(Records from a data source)
# # #

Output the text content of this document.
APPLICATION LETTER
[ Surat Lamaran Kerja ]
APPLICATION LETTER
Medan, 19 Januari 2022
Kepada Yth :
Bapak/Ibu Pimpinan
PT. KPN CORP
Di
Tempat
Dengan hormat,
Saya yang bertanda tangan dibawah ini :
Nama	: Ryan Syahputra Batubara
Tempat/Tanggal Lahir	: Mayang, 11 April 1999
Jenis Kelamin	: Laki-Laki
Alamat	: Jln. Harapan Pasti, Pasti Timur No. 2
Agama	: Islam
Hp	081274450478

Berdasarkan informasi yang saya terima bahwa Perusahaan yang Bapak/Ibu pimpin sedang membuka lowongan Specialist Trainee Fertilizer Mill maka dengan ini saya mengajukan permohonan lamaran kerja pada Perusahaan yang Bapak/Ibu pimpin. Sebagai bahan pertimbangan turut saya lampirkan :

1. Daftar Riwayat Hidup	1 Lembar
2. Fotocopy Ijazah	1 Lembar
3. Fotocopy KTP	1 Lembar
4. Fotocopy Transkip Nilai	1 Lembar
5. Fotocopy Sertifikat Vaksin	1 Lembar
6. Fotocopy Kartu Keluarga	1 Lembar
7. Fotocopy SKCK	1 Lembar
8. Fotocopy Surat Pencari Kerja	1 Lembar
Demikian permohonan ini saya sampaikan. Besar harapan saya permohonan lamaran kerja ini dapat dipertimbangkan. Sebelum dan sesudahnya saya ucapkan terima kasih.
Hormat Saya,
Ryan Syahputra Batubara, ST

# # #

**AIM OF THE TASK:**
Please return the data above exactly as given.

**RIGHT ANSWER:**
Output the text content of this document.
APPLICATION LETTER
[ Surat Lamaran Kerja ]
APPLICATION LETTER
Medan, 19 Januari 2022
Kepada Yth :
Bapak/Ibu Pimpinan
PT. KPN CORP
Di
Tempat
Dengan hormat,
Saya yang bertanda tangan dibawah ini :
Nama	: Ryan Syahputra Batubara
Tempat/Tanggal Lahir	: Mayang, 11 April 1999
Jenis Kelamin	: Laki-Laki
Alamat	: Jln. Harapan Pasti, Pasti Timur No. 2
Agama	: Islam
Hp	081274450478

Berdasarkan informasi yang saya terima bahwa Perusahaan yang Bapak/Ibu pimpin sedang membuka lowongan Specialist Trainee Fertilizer Mill maka dengan ini saya mengajukan permohonan lamaran kerja pada Perusahaan yang Bapak/Ibu pimpin. Sebagai bahan pertimbangan turut saya lampirkan :

1. Daftar Riwayat Hidup	1 Lembar
2. Fotocopy Ijazah	1 Lembar
3. Fotocopy KTP	1 Lembar
4. Fotocopy Transkip Nilai	1 Lembar
5. Fotocopy Sertifikat Vaksin	1 Lembar
6. Fotocopy Kartu Keluarga	1 Lembar
7. Fotocopy SKCK	1 Lembar
8. Fotocopy Surat Pencari Kerja	1 Lembar
Demikian permohonan ini saya sampaikan. Besar harapan saya permohonan lamaran kerja ini dapat dipertimbangkan. Sebelum dan sesudahnya saya ucapkan terima kasih.
Hormat Saya,
Ryan Syahputra Batubara, ST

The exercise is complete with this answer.